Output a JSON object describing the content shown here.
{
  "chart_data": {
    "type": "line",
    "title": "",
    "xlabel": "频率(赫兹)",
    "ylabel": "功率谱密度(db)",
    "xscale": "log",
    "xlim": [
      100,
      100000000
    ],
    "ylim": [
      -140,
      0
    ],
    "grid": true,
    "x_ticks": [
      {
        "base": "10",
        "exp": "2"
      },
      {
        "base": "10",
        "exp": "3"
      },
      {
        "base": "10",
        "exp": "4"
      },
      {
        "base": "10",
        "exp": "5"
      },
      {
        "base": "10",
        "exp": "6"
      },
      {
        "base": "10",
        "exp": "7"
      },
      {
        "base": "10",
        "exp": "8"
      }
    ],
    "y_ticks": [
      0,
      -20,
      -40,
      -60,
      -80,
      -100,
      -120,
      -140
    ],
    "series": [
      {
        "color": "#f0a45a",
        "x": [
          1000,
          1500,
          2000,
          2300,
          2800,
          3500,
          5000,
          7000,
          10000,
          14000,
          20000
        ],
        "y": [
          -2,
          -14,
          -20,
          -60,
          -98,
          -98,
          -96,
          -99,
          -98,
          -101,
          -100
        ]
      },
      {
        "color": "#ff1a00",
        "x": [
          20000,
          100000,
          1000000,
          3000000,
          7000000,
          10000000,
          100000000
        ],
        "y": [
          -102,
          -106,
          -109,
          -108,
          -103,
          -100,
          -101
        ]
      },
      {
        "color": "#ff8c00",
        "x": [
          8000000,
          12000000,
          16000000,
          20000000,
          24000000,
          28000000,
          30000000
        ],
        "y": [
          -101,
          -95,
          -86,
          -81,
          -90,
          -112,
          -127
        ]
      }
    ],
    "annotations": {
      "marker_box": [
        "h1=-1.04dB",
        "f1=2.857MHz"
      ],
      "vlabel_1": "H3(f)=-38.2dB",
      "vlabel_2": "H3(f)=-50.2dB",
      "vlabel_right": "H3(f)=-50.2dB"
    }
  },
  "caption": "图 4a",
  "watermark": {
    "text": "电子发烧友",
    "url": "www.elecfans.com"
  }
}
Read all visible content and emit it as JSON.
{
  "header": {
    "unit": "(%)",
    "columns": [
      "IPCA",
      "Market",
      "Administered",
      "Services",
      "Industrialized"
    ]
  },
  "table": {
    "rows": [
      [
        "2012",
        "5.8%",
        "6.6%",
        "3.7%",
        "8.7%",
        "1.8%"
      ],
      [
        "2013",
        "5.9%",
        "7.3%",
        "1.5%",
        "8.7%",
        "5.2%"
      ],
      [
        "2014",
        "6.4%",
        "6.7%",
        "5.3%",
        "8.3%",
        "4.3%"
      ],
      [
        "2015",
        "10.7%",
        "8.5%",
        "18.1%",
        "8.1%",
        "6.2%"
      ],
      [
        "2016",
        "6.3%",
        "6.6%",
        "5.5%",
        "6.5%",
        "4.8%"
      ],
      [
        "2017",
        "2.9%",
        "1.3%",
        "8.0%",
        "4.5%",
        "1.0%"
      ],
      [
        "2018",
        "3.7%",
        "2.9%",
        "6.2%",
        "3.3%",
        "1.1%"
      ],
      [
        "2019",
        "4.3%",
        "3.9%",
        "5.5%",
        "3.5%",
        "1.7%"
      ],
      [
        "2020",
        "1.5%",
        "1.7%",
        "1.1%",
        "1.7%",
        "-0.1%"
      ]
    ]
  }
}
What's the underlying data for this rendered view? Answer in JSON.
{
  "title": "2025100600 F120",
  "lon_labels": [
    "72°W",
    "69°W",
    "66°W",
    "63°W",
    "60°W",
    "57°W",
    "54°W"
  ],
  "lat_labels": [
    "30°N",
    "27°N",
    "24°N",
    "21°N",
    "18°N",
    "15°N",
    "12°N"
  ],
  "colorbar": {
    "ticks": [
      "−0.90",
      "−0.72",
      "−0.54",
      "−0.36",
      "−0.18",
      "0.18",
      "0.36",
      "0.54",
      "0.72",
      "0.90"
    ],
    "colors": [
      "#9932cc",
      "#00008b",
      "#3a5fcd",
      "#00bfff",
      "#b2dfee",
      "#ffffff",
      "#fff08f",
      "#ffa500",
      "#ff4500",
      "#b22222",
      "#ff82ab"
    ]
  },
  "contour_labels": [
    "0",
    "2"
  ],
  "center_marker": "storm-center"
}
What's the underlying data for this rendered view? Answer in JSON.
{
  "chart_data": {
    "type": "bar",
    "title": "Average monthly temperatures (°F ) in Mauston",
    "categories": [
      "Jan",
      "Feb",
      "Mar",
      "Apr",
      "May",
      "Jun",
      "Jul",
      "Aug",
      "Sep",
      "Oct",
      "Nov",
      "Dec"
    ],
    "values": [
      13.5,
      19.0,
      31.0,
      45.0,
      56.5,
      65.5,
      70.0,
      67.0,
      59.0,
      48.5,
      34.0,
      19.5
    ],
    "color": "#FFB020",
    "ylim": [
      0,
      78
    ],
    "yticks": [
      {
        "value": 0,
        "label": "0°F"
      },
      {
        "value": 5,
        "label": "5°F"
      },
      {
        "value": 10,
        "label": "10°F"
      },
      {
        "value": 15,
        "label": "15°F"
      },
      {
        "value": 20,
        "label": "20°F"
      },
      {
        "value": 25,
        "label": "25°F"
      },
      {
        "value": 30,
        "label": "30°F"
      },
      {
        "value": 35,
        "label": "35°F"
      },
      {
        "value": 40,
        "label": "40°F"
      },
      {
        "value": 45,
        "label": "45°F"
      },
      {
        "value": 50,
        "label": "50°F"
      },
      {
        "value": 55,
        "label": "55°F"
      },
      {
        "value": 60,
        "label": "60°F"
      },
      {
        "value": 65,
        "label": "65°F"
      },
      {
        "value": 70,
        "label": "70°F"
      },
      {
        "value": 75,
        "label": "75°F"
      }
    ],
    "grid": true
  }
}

===

- WHAT IS BEING ASKED -
Read through the entries and copy each line in which "JSON" appears.

- RESPONSE -
Output a JSON object describing the content shown here.
Read all visible content and emit it as JSON.
What's the underlying data for this rendered view? Answer in JSON.
What's the underlying data for this rendered view? Answer in JSON.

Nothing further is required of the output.